• Exercise details
Give the lines again exactly, from the one holding "Extract the structured" to the last line of the listing below, both ends included and nothing added.

• Data for the task
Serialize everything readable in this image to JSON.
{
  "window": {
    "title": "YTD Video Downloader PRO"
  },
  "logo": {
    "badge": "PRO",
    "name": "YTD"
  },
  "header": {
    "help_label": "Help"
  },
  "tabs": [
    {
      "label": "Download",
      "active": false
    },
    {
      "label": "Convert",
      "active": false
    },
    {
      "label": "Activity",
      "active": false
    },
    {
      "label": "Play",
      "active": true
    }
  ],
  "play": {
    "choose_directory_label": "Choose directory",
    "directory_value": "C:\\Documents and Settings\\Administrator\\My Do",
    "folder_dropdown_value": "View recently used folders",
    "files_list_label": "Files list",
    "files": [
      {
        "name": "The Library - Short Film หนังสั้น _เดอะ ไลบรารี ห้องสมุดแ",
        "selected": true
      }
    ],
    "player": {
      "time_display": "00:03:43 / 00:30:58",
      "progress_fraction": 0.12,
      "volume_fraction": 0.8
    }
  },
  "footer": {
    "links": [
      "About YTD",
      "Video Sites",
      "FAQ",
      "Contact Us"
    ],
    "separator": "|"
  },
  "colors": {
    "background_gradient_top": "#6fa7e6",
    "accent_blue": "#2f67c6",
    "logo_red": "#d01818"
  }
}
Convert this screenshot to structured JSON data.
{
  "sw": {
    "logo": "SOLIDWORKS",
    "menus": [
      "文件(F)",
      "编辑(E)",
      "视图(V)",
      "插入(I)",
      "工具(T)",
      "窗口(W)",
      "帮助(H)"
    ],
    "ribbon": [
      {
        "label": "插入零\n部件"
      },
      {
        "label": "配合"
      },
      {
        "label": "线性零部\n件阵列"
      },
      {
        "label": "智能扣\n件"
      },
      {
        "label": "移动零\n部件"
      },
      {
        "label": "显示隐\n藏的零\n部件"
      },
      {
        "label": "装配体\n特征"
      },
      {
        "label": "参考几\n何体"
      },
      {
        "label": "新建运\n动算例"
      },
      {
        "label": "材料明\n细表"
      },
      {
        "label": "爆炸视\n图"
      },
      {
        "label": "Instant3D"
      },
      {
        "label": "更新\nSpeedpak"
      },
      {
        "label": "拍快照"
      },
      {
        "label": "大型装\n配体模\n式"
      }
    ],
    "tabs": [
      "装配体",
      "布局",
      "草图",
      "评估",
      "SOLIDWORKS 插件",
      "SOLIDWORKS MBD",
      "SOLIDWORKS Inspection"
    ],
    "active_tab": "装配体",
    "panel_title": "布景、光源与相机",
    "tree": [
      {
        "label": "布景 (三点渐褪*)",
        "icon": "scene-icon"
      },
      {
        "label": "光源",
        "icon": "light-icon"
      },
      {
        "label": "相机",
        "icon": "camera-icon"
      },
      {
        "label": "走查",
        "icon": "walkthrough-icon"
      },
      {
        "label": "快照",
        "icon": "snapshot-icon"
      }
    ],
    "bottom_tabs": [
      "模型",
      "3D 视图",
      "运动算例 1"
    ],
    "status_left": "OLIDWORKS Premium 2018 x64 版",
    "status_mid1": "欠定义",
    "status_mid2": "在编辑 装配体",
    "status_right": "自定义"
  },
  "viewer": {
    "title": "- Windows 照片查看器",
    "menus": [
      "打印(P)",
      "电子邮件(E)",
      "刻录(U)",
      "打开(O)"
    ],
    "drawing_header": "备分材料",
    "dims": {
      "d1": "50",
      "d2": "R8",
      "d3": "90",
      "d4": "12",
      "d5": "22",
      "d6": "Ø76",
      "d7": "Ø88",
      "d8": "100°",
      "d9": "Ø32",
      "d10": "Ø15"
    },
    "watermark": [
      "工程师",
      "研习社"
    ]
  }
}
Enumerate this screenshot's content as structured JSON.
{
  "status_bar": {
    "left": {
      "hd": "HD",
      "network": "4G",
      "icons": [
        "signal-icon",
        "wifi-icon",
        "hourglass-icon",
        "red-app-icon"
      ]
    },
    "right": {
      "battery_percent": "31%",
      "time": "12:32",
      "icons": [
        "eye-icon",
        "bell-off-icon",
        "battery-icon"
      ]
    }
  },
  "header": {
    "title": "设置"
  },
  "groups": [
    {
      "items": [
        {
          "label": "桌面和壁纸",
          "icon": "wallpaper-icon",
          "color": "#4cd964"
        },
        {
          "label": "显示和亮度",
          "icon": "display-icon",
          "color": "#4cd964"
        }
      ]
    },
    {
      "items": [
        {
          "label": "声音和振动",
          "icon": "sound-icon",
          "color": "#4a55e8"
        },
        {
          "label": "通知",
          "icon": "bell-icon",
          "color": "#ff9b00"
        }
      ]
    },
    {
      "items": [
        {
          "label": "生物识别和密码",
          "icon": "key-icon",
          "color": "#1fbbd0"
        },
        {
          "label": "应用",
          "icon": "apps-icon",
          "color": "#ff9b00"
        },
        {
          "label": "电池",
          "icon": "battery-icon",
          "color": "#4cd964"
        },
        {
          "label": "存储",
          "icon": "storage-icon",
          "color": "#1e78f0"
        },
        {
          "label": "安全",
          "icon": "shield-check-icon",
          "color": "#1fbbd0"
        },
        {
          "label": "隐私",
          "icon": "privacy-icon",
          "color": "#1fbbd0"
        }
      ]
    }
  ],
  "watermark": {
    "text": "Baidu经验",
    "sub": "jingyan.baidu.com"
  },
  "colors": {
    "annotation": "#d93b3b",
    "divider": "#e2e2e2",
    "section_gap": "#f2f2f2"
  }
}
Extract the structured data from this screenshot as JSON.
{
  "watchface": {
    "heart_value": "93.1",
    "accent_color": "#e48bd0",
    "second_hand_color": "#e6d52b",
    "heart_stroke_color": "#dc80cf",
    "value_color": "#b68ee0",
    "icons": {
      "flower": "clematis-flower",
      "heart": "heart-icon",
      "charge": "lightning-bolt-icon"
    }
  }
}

• Solution for this task
Extract the structured data from this screenshot as JSON.
{
  "watchface": {
    "heart_value": "93.1",
    "accent_color": "#e48bd0",
    "second_hand_color": "#e6d52b",
    "heart_stroke_color": "#dc80cf",
    "value_color": "#b68ee0",
    "icons": {
      "flower": "clematis-flower",
      "heart": "heart-icon",
      "charge": "lightning-bolt-icon"
    }
  }
}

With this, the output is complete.